_YOUR TASKS_.
a. Copy the passage in the commentary on Niall Ferguson between "My Bloomberg Opinion" and "a rhetorical feint?", inclusive.
b. After the commentary on Niall Ferguson says that Ferguson returns to the subject of historical analogies, which analogies does it list? Give all of them, each with its date as the commentary states it.
c. In the commentary on Niall Ferguson, condense the paragraph beginning "Pandemics, remember," into two shorter sentences.

_SELECTED EXTRACT_.

Niall Ferguson, on the events of January 6, 2021. Publius comments.

Niall Ferguson in his search for historical analogies to the events of January 6, 2021, and the political phenomenon of Trump and Trumpism leads to – his rambling essay is chock-a-block with these examples: Plague and political irrationalism are twin political phenomenon

“History of the Peloponnesian War,” by Thucydides and the plague of 430 and 426 & the Oligarchy in 411

The Black Death in 1340 , Cross-Bearers, Flagellant Brethren or Brethren of the Cross,

The Spanish Influenza of 1918-1919, Vladimir Ilyich Lenin and his fellow Bolsheviks, (with walk-on by Winston Churchill and Herbert Hoover) explicitly referred to the “plague of Bolshevism.”

The plague metaphor still remains but ‘evolves’ into the biological .

Adolf Hitler — used similar biological metaphors (“racial tuberculosis”) 

Hitler had “saved all Europe from the red plague of Bolshevism,” in the words of the German-American poet George Sylvester Viereck.

This search for analogies is interrupted by three paragraphs of his own observations on the events of January 6, 2021. To speak bluntly, nothing like what might be considered insightful. Ferguson returns to the subject of historical analogies:

 Cromwell’s dissolution of England’s Long Parliament in 1653?

The dissolution of the French National Assembly by Louis Napoleon Bonaparte in 1851? 

How about Mussolini’s March on Rome in 1922?

Hitler’s Beer Hall Putsch of 1923

My Bloomberg Opinion colleague Noah Smith draws a parallel with Japan in the 1930s,

Something similar goes for the Tejerazo, the storming of the Spanish parliament by 200 Civil Guard officers led by Lieutenant Colonel Antonio Tejero in 1981.

Mr. Ferguson appears to have found his rhetorical footing?

There is another reason none of these analogies works: They all omit the peculiar conditions created by a pandemic. It is not coincidental that the nadir of modern American politics was plumbed last week just as the third wave of Covid-19 seemed to near its crest. 

A quotation that hints that Ferguson has given up his search for that ‘perfect historical analogy’? Or a rhetorical feint?

Pandemics, remember, are associated with religious and political extremism. The fear of illness, mutual suspicion, quack theories, hypochondria, hyper-skepticism and general mental dislocation caused by social distancing, lockdowns and unemployment — taken together, these things tend to generate outlandish behavior.

_INFORMATION SUPPLIED_.
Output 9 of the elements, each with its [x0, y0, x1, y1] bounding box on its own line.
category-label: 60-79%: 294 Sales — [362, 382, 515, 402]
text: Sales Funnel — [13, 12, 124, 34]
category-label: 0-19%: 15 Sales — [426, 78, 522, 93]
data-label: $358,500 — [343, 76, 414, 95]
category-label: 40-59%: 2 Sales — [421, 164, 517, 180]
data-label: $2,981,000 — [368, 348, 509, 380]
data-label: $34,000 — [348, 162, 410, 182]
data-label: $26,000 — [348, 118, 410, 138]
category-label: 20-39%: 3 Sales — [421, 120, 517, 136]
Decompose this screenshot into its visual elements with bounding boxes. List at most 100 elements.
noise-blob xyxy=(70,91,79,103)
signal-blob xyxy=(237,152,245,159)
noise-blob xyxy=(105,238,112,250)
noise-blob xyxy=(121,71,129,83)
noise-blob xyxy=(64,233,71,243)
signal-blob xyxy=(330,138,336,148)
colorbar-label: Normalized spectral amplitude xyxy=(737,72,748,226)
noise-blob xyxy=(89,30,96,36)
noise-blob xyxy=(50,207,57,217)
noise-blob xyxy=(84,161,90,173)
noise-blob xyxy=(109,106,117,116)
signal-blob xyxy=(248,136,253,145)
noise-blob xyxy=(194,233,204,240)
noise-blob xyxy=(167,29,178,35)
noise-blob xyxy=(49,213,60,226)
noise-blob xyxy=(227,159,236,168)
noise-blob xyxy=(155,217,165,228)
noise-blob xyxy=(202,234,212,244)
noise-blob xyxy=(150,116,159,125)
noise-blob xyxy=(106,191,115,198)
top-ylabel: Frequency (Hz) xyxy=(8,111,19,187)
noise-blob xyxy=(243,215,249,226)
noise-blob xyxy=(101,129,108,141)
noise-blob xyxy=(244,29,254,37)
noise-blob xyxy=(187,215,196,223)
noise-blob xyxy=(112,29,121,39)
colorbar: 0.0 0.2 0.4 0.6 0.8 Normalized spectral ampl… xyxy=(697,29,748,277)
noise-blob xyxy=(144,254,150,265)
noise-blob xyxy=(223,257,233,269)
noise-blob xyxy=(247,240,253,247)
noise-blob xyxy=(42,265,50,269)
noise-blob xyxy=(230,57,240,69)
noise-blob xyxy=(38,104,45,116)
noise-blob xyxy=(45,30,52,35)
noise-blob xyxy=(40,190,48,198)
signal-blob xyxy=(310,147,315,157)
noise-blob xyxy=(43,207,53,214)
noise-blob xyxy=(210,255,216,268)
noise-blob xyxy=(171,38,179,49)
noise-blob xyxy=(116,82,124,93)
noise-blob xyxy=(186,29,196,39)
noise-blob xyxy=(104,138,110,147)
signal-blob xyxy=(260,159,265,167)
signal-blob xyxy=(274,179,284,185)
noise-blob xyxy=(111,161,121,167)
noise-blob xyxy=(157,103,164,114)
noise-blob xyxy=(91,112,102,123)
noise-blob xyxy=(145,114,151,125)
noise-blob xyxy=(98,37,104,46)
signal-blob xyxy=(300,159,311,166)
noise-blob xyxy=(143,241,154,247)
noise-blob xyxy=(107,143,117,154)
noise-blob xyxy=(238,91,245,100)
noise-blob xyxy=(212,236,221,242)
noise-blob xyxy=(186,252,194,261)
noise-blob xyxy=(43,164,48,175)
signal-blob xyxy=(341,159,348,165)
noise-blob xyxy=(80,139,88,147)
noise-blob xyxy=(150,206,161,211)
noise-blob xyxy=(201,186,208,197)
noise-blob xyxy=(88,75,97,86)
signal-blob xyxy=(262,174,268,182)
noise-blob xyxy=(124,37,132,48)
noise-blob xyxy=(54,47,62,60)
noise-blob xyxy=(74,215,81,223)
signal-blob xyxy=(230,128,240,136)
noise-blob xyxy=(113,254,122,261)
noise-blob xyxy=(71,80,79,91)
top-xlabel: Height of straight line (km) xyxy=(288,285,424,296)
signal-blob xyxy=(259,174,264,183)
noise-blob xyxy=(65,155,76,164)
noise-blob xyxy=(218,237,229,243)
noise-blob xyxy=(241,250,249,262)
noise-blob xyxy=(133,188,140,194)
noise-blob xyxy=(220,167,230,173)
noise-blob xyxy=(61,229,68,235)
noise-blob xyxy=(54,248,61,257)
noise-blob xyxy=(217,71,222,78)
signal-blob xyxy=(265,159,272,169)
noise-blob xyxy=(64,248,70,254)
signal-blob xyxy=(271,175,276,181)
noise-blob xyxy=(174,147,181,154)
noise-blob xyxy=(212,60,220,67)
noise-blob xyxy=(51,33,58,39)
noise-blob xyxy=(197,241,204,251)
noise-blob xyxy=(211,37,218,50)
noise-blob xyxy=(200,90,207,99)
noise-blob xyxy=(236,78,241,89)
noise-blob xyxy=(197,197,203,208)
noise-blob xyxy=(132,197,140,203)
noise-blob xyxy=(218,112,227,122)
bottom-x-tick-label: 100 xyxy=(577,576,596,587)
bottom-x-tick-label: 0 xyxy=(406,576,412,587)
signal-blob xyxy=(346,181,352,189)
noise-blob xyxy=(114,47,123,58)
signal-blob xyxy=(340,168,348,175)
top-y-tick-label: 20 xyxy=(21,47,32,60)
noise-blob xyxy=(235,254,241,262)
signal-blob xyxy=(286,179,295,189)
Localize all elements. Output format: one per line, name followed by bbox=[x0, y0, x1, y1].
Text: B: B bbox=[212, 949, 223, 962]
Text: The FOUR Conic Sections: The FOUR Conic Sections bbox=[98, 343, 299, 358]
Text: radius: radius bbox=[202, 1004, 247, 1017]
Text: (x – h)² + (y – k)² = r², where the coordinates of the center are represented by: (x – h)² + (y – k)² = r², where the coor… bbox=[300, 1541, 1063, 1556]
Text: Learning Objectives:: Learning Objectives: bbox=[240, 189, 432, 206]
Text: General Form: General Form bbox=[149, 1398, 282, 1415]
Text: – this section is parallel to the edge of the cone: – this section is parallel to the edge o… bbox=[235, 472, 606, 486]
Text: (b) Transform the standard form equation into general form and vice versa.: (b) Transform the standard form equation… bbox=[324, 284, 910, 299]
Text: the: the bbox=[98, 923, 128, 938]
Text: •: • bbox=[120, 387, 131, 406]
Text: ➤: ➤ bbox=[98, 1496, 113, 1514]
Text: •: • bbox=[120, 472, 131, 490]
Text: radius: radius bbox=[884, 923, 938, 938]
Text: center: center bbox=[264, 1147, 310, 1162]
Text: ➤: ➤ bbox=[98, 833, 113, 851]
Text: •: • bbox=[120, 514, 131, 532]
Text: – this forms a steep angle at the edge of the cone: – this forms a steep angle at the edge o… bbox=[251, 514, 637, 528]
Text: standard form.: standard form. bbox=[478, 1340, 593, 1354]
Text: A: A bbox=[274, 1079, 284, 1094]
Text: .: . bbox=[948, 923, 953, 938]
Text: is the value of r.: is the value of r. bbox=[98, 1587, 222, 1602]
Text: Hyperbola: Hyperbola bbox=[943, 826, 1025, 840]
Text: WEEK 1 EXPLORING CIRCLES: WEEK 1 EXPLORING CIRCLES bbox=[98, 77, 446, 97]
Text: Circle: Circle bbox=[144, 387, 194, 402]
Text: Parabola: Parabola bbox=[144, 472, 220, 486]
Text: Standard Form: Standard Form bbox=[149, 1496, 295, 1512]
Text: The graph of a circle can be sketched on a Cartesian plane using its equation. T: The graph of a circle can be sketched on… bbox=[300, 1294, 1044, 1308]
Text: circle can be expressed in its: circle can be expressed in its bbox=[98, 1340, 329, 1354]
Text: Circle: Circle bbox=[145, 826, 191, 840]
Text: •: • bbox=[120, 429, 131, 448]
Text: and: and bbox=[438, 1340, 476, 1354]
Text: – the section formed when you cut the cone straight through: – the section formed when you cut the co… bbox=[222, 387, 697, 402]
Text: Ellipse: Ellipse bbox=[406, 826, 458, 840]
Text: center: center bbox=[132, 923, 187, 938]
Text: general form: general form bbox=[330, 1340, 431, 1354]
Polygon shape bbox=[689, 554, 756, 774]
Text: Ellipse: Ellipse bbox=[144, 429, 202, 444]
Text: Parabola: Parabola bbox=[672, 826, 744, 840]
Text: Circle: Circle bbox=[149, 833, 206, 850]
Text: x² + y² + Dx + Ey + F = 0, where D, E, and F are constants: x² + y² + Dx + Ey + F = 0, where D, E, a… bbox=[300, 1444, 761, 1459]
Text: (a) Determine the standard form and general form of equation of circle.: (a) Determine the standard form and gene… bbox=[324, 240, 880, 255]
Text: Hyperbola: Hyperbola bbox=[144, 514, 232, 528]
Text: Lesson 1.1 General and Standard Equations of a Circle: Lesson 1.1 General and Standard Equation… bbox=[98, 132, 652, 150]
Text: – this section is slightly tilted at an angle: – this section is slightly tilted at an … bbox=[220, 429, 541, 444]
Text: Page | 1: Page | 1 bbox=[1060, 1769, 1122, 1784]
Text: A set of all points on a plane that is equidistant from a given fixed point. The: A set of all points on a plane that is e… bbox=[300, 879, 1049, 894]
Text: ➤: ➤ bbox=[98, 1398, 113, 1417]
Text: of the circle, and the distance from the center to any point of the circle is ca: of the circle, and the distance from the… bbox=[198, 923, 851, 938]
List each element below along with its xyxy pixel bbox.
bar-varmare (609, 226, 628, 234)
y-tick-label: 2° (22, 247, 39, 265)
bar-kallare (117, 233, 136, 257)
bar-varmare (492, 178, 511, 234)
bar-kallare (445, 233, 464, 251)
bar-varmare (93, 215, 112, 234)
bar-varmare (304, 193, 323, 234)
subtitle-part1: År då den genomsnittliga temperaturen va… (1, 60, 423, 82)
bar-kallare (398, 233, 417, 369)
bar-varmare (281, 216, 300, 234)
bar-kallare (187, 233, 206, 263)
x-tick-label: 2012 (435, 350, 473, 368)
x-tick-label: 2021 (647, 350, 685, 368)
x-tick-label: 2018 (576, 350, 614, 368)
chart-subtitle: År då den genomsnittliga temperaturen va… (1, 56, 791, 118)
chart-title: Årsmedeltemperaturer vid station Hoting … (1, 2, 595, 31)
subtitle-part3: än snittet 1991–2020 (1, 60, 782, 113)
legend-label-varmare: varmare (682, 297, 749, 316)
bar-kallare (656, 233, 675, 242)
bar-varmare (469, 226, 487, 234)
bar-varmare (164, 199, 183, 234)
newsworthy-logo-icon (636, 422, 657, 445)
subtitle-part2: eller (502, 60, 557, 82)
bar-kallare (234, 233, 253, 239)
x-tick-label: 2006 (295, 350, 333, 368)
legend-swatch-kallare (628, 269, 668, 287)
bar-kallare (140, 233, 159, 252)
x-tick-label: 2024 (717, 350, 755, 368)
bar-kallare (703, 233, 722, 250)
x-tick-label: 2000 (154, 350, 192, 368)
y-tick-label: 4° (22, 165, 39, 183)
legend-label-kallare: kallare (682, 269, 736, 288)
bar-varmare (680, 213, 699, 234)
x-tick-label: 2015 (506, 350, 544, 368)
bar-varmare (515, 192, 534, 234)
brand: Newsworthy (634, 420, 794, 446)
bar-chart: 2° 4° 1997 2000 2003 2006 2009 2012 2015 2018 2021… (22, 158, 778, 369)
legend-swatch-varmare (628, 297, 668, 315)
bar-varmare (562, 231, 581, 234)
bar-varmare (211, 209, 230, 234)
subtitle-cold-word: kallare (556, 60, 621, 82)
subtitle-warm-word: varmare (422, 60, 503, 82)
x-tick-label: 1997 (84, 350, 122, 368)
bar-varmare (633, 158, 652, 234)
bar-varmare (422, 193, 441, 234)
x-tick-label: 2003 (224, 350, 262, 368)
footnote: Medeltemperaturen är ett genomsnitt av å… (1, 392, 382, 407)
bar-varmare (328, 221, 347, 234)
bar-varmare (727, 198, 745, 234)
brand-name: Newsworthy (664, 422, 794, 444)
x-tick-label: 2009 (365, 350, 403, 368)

_RESPONSES BY TASK_.
a.
My Bloomberg Opinion colleague Noah Smith draws a parallel with Japan in the 1930s,

Something similar goes for the Tejerazo, the storming of the Spanish parliament by 200 Civil Guard officers led by Lieutenant Colonel Antonio Tejero in 1981.

Mr. Ferguson appears to have found his rhetorical footing?

There is another reason none of these analogies works: They all omit the peculiar conditions created by a pandemic. It is not coincidental that the nadir of modern American politics was plumbed last week just as the third wave of Covid-19 seemed to near its crest. 

A quotation that hints that Ferguson has given up his search for that ‘perfect historical analogy’? Or a rhetorical feint?

b.
- Cromwell's dissolution of England's Long Parliament in 1653
- The dissolution of the French National Assembly by Louis Napoleon Bonaparte in 1851
- Mussolini's March on Rome in 1922
- Hitler's Beer Hall Putsch of 1923
- Japan in the 1930s, a parallel drawn by Noah Smith
- The Tejerazo, the storming of the Spanish parliament by 200 Civil Guard officers led by Lieutenant Colonel Antonio Tejero in 1981

c. Pandemics are associated with religious and political extremism. Fear of illness, mutual suspicion, quack theories, hypochondria, hyper-skepticism and the mental dislocation from social distancing, lockdowns and unemployment together tend to generate outlandish behavior.